TO DO:
What follows is a set of records; repeat all of them exactly.

:::

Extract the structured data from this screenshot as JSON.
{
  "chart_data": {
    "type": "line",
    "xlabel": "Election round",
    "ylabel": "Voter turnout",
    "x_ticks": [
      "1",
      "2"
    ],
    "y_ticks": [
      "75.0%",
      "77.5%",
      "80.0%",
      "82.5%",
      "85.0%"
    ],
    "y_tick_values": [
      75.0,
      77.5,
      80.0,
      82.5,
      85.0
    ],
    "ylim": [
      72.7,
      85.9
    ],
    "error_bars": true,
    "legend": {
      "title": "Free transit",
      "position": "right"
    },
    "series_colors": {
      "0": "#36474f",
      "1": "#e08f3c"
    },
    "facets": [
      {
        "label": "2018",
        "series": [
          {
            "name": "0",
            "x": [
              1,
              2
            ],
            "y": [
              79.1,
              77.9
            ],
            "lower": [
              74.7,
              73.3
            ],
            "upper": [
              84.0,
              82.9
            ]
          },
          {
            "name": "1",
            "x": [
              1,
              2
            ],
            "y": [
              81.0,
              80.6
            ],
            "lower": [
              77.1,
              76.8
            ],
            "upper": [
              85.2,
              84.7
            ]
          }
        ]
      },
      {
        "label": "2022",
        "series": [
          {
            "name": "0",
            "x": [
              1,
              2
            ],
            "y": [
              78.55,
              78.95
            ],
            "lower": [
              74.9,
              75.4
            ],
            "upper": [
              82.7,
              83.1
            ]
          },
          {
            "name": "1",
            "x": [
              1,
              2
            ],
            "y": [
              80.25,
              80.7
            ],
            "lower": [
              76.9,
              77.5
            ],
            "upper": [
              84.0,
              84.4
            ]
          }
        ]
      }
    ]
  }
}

:::

EXERCISE OUTPUT:
Extract the structured data from this screenshot as JSON.
{
  "chart_data": {
    "type": "line",
    "xlabel": "Election round",
    "ylabel": "Voter turnout",
    "x_ticks": [
      "1",
      "2"
    ],
    "y_ticks": [
      "75.0%",
      "77.5%",
      "80.0%",
      "82.5%",
      "85.0%"
    ],
    "y_tick_values": [
      75.0,
      77.5,
      80.0,
      82.5,
      85.0
    ],
    "ylim": [
      72.7,
      85.9
    ],
    "error_bars": true,
    "legend": {
      "title": "Free transit",
      "position": "right"
    },
    "series_colors": {
      "0": "#36474f",
      "1": "#e08f3c"
    },
    "facets": [
      {
        "label": "2018",
        "series": [
          {
            "name": "0",
            "x": [
              1,
              2
            ],
            "y": [
              79.1,
              77.9
            ],
            "lower": [
              74.7,
              73.3
            ],
            "upper": [
              84.0,
              82.9
            ]
          },
          {
            "name": "1",
            "x": [
              1,
              2
            ],
            "y": [
              81.0,
              80.6
            ],
            "lower": [
              77.1,
              76.8
            ],
            "upper": [
              85.2,
              84.7
            ]
          }
        ]
      },
      {
        "label": "2022",
        "series": [
          {
            "name": "0",
            "x": [
              1,
              2
            ],
            "y": [
              78.55,
              78.95
            ],
            "lower": [
              74.9,
              75.4
            ],
            "upper": [
              82.7,
              83.1
            ]
          },
          {
            "name": "1",
            "x": [
              1,
              2
            ],
            "y": [
              80.25,
              80.7
            ],
            "lower": [
              76.9,
              77.5
            ],
            "upper": [
              84.0,
              84.4
            ]
          }
        ]
      }
    ]
  }
}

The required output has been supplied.